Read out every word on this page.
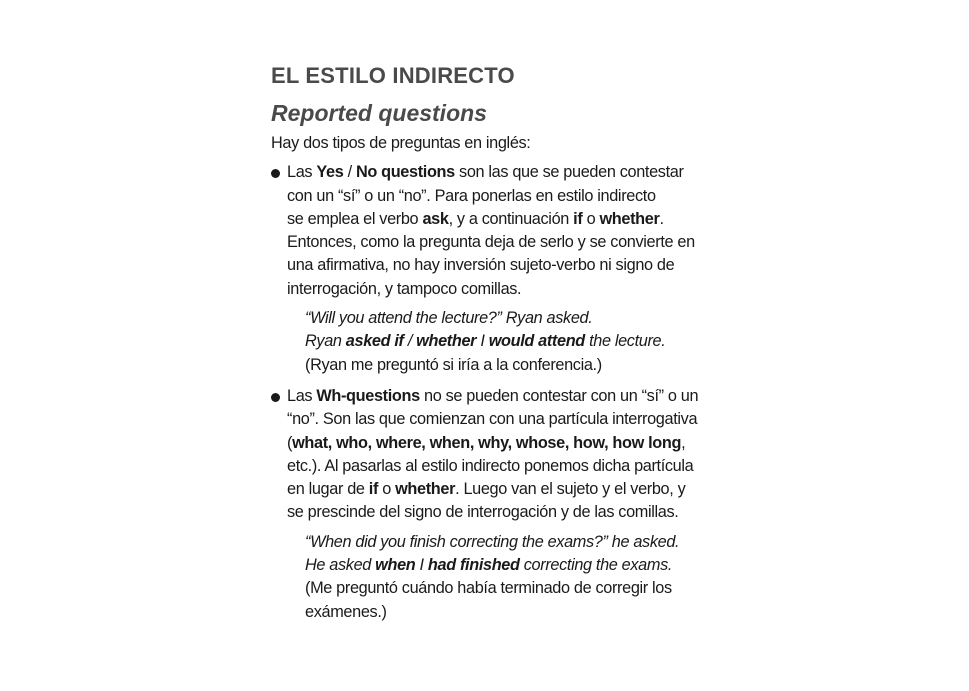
EL ESTILO INDIRECTO
Reported questions

Hay dos tipos de preguntas en inglés:

Las Yes / No questions son las que se pueden contestar
con un “sí” o un “no”. Para ponerlas en estilo indirecto
se emplea el verbo ask, y a continuación if o whether.
Entonces, como la pregunta deja de serlo y se convierte en
una afirmativa, no hay inversión sujeto-verbo ni signo de
interrogación, y tampoco comillas.
“Will you attend the lecture?” Ryan asked.
Ryan asked if / whether I would attend the lecture.
(Ryan me preguntó si iría a la conferencia.)
Las Wh-questions no se pueden contestar con un “sí” o un
“no”. Son las que comienzan con una partícula interrogativa
(what, who, where, when, why, whose, how, how long,
etc.). Al pasarlas al estilo indirecto ponemos dicha partícula
en lugar de if o whether. Luego van el sujeto y el verbo, y
se prescinde del signo de interrogación y de las comillas.
“When did you finish correcting the exams?” he asked.
He asked when I had finished correcting the exams.
(Me preguntó cuándo había terminado de corregir los
exámenes.)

> EXERCISE:
All of the data above should be quoted exactly, except for the pictures.

> CORRECT OUTPUT:
Read out every word on this page.
EL ESTILO INDIRECTO
Reported questions

Hay dos tipos de preguntas en inglés:

Las Yes / No questions son las que se pueden contestar
con un “sí” o un “no”. Para ponerlas en estilo indirecto
se emplea el verbo ask, y a continuación if o whether.
Entonces, como la pregunta deja de serlo y se convierte en
una afirmativa, no hay inversión sujeto-verbo ni signo de
interrogación, y tampoco comillas.
“Will you attend the lecture?” Ryan asked.
Ryan asked if / whether I would attend the lecture.
(Ryan me preguntó si iría a la conferencia.)
Las Wh-questions no se pueden contestar con un “sí” o un
“no”. Son las que comienzan con una partícula interrogativa
(what, who, where, when, why, whose, how, how long,
etc.). Al pasarlas al estilo indirecto ponemos dicha partícula
en lugar de if o whether. Luego van el sujeto y el verbo, y
se prescinde del signo de interrogación y de las comillas.
“When did you finish correcting the exams?” he asked.
He asked when I had finished correcting the exams.
(Me preguntó cuándo había terminado de corregir los
exámenes.)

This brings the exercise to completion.